Work to do
Locate the word "nuôi" in the data below, then copy every line that holds it.

Given entries
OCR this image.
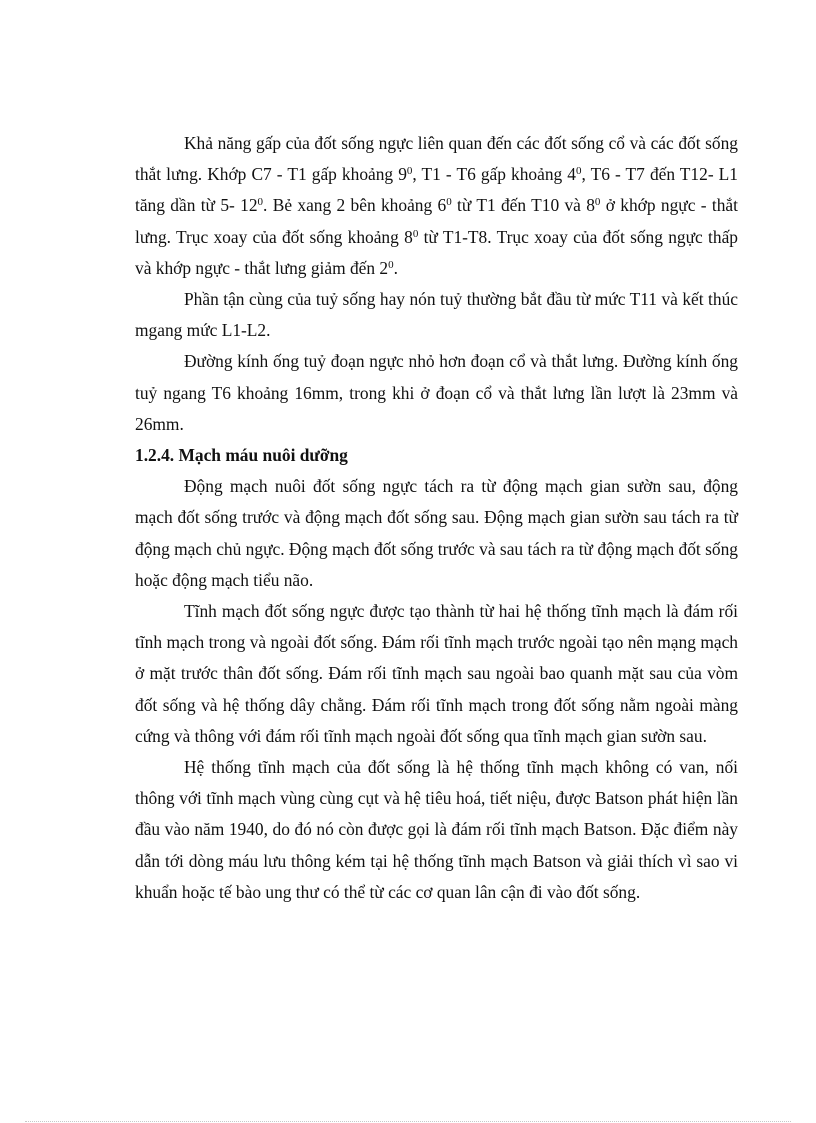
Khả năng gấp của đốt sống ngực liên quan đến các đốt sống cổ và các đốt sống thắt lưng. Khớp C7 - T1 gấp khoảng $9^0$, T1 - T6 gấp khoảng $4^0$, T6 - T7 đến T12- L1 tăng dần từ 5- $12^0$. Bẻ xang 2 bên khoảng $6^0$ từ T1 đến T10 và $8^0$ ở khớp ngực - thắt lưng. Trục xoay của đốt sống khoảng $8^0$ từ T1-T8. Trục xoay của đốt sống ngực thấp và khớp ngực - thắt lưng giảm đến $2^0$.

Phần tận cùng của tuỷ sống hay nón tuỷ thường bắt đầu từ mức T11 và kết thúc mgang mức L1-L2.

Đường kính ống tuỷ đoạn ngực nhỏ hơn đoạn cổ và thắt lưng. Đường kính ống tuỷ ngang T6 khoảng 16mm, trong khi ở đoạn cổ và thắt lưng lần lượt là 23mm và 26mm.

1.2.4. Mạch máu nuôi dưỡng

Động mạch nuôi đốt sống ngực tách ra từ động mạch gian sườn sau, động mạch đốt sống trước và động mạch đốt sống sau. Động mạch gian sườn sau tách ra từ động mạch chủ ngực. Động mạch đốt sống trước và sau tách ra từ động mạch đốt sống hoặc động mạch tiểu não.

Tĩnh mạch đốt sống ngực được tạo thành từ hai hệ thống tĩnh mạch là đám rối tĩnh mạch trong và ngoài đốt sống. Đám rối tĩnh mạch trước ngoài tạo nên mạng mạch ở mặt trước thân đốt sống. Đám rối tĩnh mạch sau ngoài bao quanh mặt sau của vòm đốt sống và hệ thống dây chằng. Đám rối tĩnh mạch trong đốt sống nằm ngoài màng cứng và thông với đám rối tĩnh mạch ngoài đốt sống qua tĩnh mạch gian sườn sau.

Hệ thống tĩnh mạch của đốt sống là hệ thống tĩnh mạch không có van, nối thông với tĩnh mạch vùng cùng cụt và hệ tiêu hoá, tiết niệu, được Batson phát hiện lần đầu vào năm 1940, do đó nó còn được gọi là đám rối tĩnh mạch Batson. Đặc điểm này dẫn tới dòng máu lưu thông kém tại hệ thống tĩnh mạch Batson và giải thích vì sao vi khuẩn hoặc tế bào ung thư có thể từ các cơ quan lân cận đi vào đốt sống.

Response to the exercise
1.2.4. Mạch máu nuôi dưỡng
Động mạch nuôi đốt sống ngực tách ra từ động mạch gian sườn sau, động mạch đốt sống trước và động mạch đốt sống sau. Động mạch gian sườn sau tách ra từ động mạch chủ ngực. Động mạch đốt sống trước và sau tách ra từ động mạch đốt sống hoặc động mạch tiểu não.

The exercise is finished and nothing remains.